━━ DATA RECORDS

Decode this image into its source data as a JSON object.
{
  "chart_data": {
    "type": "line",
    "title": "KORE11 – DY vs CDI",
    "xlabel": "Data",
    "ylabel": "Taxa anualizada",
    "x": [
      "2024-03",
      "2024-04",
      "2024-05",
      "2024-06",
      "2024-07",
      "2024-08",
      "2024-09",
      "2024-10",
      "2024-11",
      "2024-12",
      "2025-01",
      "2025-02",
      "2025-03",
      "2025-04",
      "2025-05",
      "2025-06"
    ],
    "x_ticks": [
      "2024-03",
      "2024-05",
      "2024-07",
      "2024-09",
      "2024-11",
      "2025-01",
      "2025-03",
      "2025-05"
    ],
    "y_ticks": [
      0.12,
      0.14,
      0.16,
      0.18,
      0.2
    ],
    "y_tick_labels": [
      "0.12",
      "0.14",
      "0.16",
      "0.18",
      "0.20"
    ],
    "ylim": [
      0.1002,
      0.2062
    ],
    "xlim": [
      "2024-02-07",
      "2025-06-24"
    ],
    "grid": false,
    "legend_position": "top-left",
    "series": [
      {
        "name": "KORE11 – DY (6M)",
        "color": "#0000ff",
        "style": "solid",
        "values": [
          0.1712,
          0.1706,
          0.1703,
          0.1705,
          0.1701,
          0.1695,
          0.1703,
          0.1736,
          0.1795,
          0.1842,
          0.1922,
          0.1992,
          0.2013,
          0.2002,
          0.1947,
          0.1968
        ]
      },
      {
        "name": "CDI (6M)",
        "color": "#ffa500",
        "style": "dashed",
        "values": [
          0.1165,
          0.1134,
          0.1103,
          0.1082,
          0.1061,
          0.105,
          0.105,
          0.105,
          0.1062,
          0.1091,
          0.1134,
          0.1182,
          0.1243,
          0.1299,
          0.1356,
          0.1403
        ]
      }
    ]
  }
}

━━━━

DIRECTIONS FOR THIS TASK:
Transcribe the whole listing with nothing added or left out.

WRITTEN SOLUTION:
Decode this image into its source data as a JSON object.
{
  "chart_data": {
    "type": "line",
    "title": "KORE11 – DY vs CDI",
    "xlabel": "Data",
    "ylabel": "Taxa anualizada",
    "x": [
      "2024-03",
      "2024-04",
      "2024-05",
      "2024-06",
      "2024-07",
      "2024-08",
      "2024-09",
      "2024-10",
      "2024-11",
      "2024-12",
      "2025-01",
      "2025-02",
      "2025-03",
      "2025-04",
      "2025-05",
      "2025-06"
    ],
    "x_ticks": [
      "2024-03",
      "2024-05",
      "2024-07",
      "2024-09",
      "2024-11",
      "2025-01",
      "2025-03",
      "2025-05"
    ],
    "y_ticks": [
      0.12,
      0.14,
      0.16,
      0.18,
      0.2
    ],
    "y_tick_labels": [
      "0.12",
      "0.14",
      "0.16",
      "0.18",
      "0.20"
    ],
    "ylim": [
      0.1002,
      0.2062
    ],
    "xlim": [
      "2024-02-07",
      "2025-06-24"
    ],
    "grid": false,
    "legend_position": "top-left",
    "series": [
      {
        "name": "KORE11 – DY (6M)",
        "color": "#0000ff",
        "style": "solid",
        "values": [
          0.1712,
          0.1706,
          0.1703,
          0.1705,
          0.1701,
          0.1695,
          0.1703,
          0.1736,
          0.1795,
          0.1842,
          0.1922,
          0.1992,
          0.2013,
          0.2002,
          0.1947,
          0.1968
        ]
      },
      {
        "name": "CDI (6M)",
        "color": "#ffa500",
        "style": "dashed",
        "values": [
          0.1165,
          0.1134,
          0.1103,
          0.1082,
          0.1061,
          0.105,
          0.105,
          0.105,
          0.1062,
          0.1091,
          0.1134,
          0.1182,
          0.1243,
          0.1299,
          0.1356,
          0.1403
        ]
      }
    ]
  }
}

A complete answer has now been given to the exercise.